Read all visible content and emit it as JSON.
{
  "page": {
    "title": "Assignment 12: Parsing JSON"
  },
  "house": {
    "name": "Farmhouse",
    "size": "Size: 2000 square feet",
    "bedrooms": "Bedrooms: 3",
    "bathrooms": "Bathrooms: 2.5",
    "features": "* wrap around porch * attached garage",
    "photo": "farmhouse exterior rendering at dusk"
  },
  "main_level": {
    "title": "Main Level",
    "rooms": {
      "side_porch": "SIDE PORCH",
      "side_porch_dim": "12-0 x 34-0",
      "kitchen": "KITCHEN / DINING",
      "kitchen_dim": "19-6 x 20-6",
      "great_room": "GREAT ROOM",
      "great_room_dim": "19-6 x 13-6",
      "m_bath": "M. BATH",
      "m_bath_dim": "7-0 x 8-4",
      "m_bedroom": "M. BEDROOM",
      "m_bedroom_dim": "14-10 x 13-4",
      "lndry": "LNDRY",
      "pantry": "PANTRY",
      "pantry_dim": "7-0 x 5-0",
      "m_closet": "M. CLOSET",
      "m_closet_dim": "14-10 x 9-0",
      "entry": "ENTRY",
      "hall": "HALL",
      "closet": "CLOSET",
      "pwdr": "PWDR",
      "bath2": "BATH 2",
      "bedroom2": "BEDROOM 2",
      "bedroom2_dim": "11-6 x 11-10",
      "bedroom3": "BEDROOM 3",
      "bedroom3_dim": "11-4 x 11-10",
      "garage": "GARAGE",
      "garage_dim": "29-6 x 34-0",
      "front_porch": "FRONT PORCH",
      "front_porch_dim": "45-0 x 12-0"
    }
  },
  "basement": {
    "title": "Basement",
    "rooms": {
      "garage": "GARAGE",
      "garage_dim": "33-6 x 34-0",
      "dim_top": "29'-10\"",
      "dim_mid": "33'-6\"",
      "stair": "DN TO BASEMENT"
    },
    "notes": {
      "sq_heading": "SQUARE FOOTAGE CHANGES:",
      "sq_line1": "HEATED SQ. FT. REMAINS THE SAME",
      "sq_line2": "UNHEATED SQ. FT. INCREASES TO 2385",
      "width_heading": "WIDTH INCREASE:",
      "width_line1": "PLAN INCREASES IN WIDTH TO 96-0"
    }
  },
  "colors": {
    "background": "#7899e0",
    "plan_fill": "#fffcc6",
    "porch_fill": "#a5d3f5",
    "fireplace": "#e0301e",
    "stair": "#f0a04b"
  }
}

- **What to produce**:
Repeat all of the entries exactly.

- **Complete response**:
Read all visible content and emit it as JSON.
{
  "page": {
    "title": "Assignment 12: Parsing JSON"
  },
  "house": {
    "name": "Farmhouse",
    "size": "Size: 2000 square feet",
    "bedrooms": "Bedrooms: 3",
    "bathrooms": "Bathrooms: 2.5",
    "features": "* wrap around porch * attached garage",
    "photo": "farmhouse exterior rendering at dusk"
  },
  "main_level": {
    "title": "Main Level",
    "rooms": {
      "side_porch": "SIDE PORCH",
      "side_porch_dim": "12-0 x 34-0",
      "kitchen": "KITCHEN / DINING",
      "kitchen_dim": "19-6 x 20-6",
      "great_room": "GREAT ROOM",
      "great_room_dim": "19-6 x 13-6",
      "m_bath": "M. BATH",
      "m_bath_dim": "7-0 x 8-4",
      "m_bedroom": "M. BEDROOM",
      "m_bedroom_dim": "14-10 x 13-4",
      "lndry": "LNDRY",
      "pantry": "PANTRY",
      "pantry_dim": "7-0 x 5-0",
      "m_closet": "M. CLOSET",
      "m_closet_dim": "14-10 x 9-0",
      "entry": "ENTRY",
      "hall": "HALL",
      "closet": "CLOSET",
      "pwdr": "PWDR",
      "bath2": "BATH 2",
      "bedroom2": "BEDROOM 2",
      "bedroom2_dim": "11-6 x 11-10",
      "bedroom3": "BEDROOM 3",
      "bedroom3_dim": "11-4 x 11-10",
      "garage": "GARAGE",
      "garage_dim": "29-6 x 34-0",
      "front_porch": "FRONT PORCH",
      "front_porch_dim": "45-0 x 12-0"
    }
  },
  "basement": {
    "title": "Basement",
    "rooms": {
      "garage": "GARAGE",
      "garage_dim": "33-6 x 34-0",
      "dim_top": "29'-10\"",
      "dim_mid": "33'-6\"",
      "stair": "DN TO BASEMENT"
    },
    "notes": {
      "sq_heading": "SQUARE FOOTAGE CHANGES:",
      "sq_line1": "HEATED SQ. FT. REMAINS THE SAME",
      "sq_line2": "UNHEATED SQ. FT. INCREASES TO 2385",
      "width_heading": "WIDTH INCREASE:",
      "width_line1": "PLAN INCREASES IN WIDTH TO 96-0"
    }
  },
  "colors": {
    "background": "#7899e0",
    "plan_fill": "#fffcc6",
    "porch_fill": "#a5d3f5",
    "fireplace": "#e0301e",
    "stair": "#f0a04b"
  }
}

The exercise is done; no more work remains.